■ **Records shown**:
--------------------------------
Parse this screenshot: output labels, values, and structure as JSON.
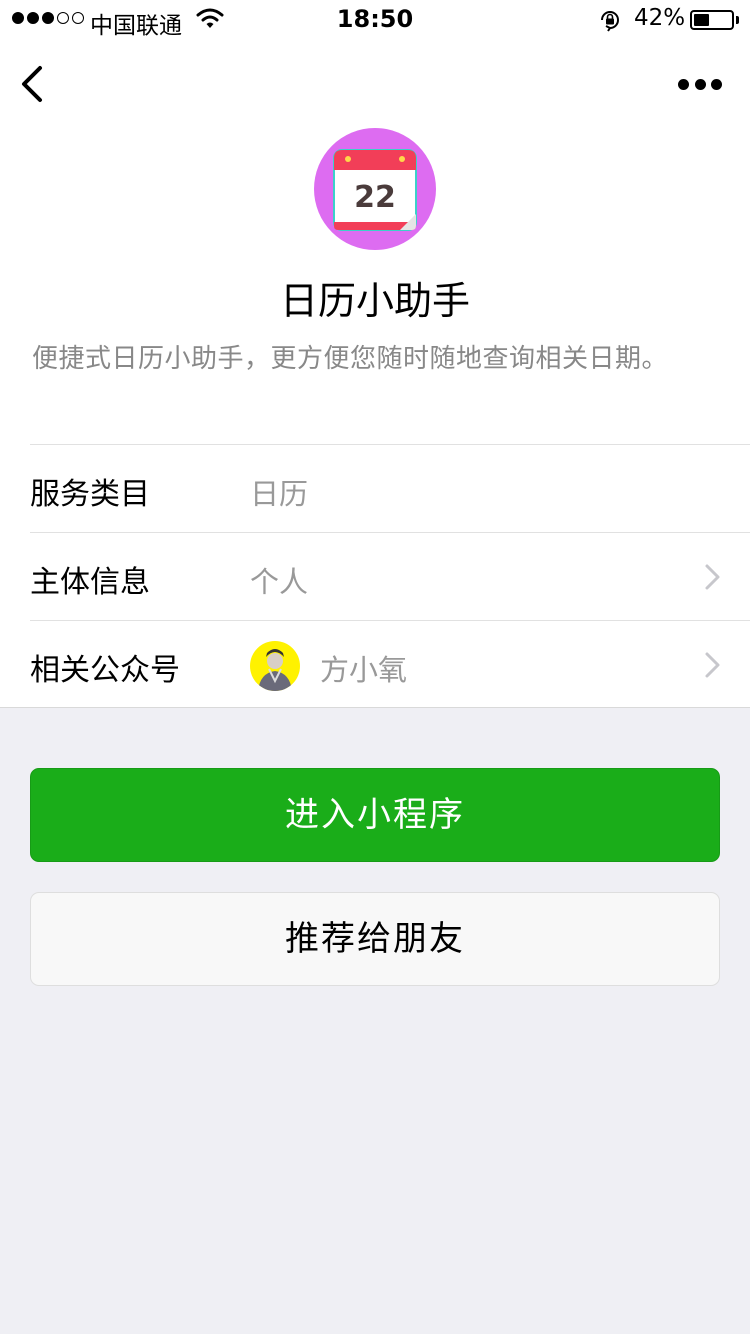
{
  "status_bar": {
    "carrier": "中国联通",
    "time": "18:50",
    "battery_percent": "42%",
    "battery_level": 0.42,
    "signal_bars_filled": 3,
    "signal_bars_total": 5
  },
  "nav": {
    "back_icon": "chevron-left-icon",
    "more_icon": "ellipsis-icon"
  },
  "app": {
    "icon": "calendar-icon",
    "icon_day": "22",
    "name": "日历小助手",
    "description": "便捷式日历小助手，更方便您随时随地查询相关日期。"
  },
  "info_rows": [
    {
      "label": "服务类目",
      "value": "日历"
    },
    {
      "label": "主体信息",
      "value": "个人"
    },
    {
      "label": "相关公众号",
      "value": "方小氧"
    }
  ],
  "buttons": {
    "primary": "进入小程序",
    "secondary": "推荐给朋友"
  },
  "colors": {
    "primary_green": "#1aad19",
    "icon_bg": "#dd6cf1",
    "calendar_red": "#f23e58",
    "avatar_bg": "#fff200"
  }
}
--------------------------------
■ **Goal**: Quote in full the listing given above; the images are to be left out.

■ **Completed task**:
Parse this screenshot: output labels, values, and structure as JSON.
{
  "status_bar": {
    "carrier": "中国联通",
    "time": "18:50",
    "battery_percent": "42%",
    "battery_level": 0.42,
    "signal_bars_filled": 3,
    "signal_bars_total": 5
  },
  "nav": {
    "back_icon": "chevron-left-icon",
    "more_icon": "ellipsis-icon"
  },
  "app": {
    "icon": "calendar-icon",
    "icon_day": "22",
    "name": "日历小助手",
    "description": "便捷式日历小助手，更方便您随时随地查询相关日期。"
  },
  "info_rows": [
    {
      "label": "服务类目",
      "value": "日历"
    },
    {
      "label": "主体信息",
      "value": "个人"
    },
    {
      "label": "相关公众号",
      "value": "方小氧"
    }
  ],
  "buttons": {
    "primary": "进入小程序",
    "secondary": "推荐给朋友"
  },
  "colors": {
    "primary_green": "#1aad19",
    "icon_bg": "#dd6cf1",
    "calendar_red": "#f23e58",
    "avatar_bg": "#fff200"
  }
}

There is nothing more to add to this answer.